## Given task
From the listing that follows, extract every line and set it down unaltered.

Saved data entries
****************

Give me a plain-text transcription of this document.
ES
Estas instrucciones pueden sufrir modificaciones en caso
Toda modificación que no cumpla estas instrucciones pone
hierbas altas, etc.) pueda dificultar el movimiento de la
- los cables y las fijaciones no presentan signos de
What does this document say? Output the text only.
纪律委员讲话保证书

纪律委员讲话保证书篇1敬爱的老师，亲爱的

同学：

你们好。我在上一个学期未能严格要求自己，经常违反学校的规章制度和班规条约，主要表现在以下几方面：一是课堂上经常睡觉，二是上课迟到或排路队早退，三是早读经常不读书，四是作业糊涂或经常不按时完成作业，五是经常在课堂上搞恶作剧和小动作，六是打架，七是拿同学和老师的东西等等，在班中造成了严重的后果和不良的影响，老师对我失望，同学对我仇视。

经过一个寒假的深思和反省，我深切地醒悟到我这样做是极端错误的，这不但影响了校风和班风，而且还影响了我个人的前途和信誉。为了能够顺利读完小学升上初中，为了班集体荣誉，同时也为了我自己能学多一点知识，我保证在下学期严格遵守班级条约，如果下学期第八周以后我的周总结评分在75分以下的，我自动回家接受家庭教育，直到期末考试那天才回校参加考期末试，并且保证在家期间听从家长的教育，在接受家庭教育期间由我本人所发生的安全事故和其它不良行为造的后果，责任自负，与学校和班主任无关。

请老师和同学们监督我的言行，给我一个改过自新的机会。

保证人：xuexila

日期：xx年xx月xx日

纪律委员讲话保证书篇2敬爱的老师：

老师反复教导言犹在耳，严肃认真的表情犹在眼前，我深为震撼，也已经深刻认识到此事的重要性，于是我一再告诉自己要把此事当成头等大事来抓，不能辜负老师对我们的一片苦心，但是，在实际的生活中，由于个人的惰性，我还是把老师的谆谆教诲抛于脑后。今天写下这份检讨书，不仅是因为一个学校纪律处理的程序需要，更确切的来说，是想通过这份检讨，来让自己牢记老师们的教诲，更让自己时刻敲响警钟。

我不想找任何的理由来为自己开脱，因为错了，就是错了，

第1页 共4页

****************

## Reply to the exercise
Give me a plain-text transcription of this document.
ES
Estas instrucciones pueden sufrir modificaciones en caso
Toda modificación que no cumpla estas instrucciones pone
hierbas altas, etc.) pueda dificultar el movimiento de la
- los cables y las fijaciones no presentan signos de
What does this document say? Output the text only.
纪律委员讲话保证书

纪律委员讲话保证书篇1敬爱的老师，亲爱的

同学：

你们好。我在上一个学期未能严格要求自己，经常违反学校的规章制度和班规条约，主要表现在以下几方面：一是课堂上经常睡觉，二是上课迟到或排路队早退，三是早读经常不读书，四是作业糊涂或经常不按时完成作业，五是经常在课堂上搞恶作剧和小动作，六是打架，七是拿同学和老师的东西等等，在班中造成了严重的后果和不良的影响，老师对我失望，同学对我仇视。

经过一个寒假的深思和反省，我深切地醒悟到我这样做是极端错误的，这不但影响了校风和班风，而且还影响了我个人的前途和信誉。为了能够顺利读完小学升上初中，为了班集体荣誉，同时也为了我自己能学多一点知识，我保证在下学期严格遵守班级条约，如果下学期第八周以后我的周总结评分在75分以下的，我自动回家接受家庭教育，直到期末考试那天才回校参加考期末试，并且保证在家期间听从家长的教育，在接受家庭教育期间由我本人所发生的安全事故和其它不良行为造的后果，责任自负，与学校和班主任无关。

请老师和同学们监督我的言行，给我一个改过自新的机会。

保证人：xuexila

日期：xx年xx月xx日

纪律委员讲话保证书篇2敬爱的老师：

老师反复教导言犹在耳，严肃认真的表情犹在眼前，我深为震撼，也已经深刻认识到此事的重要性，于是我一再告诉自己要把此事当成头等大事来抓，不能辜负老师对我们的一片苦心，但是，在实际的生活中，由于个人的惰性，我还是把老师的谆谆教诲抛于脑后。今天写下这份检讨书，不仅是因为一个学校纪律处理的程序需要，更确切的来说，是想通过这份检讨，来让自己牢记老师们的教诲，更让自己时刻敲响警钟。

我不想找任何的理由来为自己开脱，因为错了，就是错了，

第1页 共4页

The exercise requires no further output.